Nation/World

Sen. Murray recounts harrowing tale of hiding in her office as rioters stormed the Capitol

WASHINGTON - The power had been cut, her phone was running out of battery, she couldn’t find a gas mask, and her husband was propping his foot against the door as a group of insurrectionists on the other side chanted, “Kill the infidels.”

Sen. Patty Murray, D-Wash., was under siege for more than an hour inside a room in the Capitol on Jan. 6, inches away from an “incredibly loud, angry, even jubilant mob outside our door,” she recalled in a Friday interview with “PBS NewsHour.”

Murray was preparing for a debate on certifying Joe Biden’s victory in the 2020 presidential election. Her husband of 49 years, Rob Murray, was with her in the Capitol. She texted her family that she was safe. Then chaos broke loose.

“We heard loud explosions,” Murray told anchor Judy Woodruff. “My husband yelled at me to get down. We were lying on the floor. And all of a sudden, they were in the hall, they were yelling. They were yelling that they had breached the castle. They were yelling, ‘Kill the infidels.’ "

“We saw them there in one of these rooms, and they were pounding on our door and trying to open it. And my husband sat with his foot against the door, praying that it would not break in. I was not safe. It was a horrific feeling, and it lasted for a long time.”
=-=-=
EXERCISES ::
**A.** In the Murray article, why did her husband keep his foot against the door? Answer in one to three sentences.
**B.** From the Murray article, repeat word for word the passage from "Sen. Patty Murray, D-Wash., was" up to and including "chaos broke loose.".
=-=-=
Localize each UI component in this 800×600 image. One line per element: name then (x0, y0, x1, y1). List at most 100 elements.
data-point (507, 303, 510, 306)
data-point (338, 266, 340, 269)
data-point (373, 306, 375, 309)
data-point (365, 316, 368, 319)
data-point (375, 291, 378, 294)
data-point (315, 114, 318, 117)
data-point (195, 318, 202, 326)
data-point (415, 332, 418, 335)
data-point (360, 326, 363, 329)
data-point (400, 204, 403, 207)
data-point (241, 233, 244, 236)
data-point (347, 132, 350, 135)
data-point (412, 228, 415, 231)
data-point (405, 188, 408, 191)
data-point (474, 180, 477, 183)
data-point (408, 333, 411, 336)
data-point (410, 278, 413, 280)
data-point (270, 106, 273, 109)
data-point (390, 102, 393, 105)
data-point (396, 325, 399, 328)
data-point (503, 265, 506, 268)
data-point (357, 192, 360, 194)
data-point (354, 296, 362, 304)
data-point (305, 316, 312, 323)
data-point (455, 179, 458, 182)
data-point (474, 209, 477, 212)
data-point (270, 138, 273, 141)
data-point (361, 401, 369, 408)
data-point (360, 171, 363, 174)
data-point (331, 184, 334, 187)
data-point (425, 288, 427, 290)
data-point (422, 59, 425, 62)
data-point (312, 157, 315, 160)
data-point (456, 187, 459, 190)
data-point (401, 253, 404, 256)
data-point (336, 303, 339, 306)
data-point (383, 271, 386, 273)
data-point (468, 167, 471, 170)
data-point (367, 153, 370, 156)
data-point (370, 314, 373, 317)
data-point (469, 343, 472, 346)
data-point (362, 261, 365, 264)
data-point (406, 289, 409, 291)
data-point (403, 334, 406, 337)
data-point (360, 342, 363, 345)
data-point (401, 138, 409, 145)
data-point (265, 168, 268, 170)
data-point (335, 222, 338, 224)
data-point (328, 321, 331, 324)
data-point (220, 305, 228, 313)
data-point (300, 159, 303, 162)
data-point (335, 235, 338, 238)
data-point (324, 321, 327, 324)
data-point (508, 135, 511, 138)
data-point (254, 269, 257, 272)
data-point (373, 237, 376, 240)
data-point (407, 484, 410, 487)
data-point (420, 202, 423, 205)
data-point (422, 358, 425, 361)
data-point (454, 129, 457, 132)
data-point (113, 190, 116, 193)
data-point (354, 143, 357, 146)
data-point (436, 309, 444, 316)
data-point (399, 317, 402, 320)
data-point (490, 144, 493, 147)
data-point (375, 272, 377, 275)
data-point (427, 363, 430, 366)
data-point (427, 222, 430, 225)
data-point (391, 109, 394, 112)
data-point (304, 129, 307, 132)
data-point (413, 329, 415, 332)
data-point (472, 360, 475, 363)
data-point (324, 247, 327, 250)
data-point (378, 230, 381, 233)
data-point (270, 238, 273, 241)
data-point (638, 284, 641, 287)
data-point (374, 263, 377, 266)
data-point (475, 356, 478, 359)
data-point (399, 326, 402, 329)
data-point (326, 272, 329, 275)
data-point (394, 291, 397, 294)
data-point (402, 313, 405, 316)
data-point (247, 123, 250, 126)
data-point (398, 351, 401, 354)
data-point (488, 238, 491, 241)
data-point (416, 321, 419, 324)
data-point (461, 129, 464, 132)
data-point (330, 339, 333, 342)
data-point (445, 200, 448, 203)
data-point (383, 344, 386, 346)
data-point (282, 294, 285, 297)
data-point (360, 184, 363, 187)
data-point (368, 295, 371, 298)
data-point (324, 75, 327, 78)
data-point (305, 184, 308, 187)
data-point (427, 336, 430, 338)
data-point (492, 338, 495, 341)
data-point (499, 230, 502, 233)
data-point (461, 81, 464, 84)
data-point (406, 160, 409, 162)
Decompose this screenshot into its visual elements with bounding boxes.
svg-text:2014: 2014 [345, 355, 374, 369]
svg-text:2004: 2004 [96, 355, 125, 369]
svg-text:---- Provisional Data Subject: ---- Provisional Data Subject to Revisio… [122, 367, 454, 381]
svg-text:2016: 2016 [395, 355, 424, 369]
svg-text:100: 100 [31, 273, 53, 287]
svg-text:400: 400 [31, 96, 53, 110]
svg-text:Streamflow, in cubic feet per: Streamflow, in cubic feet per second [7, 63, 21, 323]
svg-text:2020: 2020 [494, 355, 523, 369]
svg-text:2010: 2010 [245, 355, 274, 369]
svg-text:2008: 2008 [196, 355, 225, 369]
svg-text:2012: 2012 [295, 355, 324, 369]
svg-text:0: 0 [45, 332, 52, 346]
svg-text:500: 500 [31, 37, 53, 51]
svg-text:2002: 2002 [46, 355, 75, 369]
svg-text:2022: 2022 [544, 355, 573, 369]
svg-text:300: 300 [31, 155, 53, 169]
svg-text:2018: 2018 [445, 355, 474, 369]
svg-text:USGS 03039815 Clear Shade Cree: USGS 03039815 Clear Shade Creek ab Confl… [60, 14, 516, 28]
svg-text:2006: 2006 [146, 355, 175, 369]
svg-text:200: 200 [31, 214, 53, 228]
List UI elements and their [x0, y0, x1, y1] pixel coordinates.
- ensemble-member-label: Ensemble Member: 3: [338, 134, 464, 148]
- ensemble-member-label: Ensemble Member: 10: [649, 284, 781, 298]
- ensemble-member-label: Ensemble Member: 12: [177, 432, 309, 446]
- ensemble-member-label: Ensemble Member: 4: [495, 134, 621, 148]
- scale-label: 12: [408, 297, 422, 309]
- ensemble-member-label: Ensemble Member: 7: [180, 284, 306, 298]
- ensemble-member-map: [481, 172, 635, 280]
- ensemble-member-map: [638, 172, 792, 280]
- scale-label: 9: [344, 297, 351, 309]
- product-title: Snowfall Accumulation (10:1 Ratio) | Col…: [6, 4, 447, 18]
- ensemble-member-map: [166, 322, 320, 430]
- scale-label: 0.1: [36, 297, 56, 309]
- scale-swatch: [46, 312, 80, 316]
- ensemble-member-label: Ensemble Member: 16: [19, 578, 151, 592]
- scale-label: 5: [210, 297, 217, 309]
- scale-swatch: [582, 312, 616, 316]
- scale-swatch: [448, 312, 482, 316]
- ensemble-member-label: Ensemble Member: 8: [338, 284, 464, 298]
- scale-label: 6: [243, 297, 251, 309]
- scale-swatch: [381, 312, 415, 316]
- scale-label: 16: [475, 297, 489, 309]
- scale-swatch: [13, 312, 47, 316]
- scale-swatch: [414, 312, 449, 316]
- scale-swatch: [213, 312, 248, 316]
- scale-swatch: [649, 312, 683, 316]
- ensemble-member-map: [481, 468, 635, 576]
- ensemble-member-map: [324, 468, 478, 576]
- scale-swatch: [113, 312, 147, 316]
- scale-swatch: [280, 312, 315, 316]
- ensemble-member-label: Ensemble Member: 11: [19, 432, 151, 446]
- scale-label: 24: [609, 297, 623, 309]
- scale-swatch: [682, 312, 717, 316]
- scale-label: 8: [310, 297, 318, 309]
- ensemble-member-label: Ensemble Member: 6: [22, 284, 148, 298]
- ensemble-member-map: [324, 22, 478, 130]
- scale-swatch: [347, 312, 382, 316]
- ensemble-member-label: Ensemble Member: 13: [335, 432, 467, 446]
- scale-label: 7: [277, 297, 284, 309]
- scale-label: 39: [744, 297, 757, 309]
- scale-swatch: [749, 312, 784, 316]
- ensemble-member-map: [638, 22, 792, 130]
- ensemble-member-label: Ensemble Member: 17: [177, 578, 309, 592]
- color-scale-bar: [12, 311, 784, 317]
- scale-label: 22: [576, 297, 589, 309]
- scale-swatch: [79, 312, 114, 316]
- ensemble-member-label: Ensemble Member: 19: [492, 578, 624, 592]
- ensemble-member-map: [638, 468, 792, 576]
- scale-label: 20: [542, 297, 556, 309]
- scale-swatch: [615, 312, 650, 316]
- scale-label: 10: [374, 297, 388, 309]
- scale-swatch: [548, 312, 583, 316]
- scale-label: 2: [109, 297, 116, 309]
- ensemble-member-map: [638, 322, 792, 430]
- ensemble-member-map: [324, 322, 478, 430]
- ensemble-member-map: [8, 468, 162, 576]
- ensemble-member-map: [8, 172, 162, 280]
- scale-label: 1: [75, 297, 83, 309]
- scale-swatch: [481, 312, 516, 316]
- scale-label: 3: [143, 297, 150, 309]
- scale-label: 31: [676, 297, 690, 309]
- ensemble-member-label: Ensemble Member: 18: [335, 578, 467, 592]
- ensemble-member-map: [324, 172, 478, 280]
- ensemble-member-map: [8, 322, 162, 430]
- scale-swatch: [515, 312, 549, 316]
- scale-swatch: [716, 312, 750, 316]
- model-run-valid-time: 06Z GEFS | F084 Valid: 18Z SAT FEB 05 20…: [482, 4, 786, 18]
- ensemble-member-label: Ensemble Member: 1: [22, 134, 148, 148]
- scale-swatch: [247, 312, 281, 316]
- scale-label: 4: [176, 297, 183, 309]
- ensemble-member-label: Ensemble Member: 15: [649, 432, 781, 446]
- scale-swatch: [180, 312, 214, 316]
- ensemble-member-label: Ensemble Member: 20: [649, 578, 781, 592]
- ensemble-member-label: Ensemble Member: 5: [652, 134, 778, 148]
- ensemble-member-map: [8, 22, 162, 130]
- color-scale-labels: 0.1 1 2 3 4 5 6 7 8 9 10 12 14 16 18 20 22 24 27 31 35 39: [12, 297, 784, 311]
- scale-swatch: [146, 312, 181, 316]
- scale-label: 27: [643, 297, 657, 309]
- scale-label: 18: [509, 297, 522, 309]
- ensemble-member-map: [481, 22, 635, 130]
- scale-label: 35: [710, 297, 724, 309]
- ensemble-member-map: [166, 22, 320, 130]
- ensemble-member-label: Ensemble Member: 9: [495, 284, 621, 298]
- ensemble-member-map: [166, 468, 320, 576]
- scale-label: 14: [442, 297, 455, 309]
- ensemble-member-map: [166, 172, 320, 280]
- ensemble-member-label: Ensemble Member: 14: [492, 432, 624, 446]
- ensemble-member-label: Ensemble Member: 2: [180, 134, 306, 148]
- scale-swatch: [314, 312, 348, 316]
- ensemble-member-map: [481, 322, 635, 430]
=-=-=
ANSWERS TO THE TASKS ::
**A.** The rioters were pounding on the door and trying to open it. He held his foot against it, praying that it would not break in.

**B.**
Sen. Patty Murray, D-Wash., was under siege for more than an hour inside a room in the Capitol on Jan. 6, inches away from an “incredibly loud, angry, even jubilant mob outside our door,” she recalled in a Friday interview with “PBS NewsHour.”

Murray was preparing for a debate on certifying Joe Biden’s victory in the 2020 presidential election. Her husband of 49 years, Rob Murray, was with her in the Capitol. She texted her family that she was safe. Then chaos broke loose.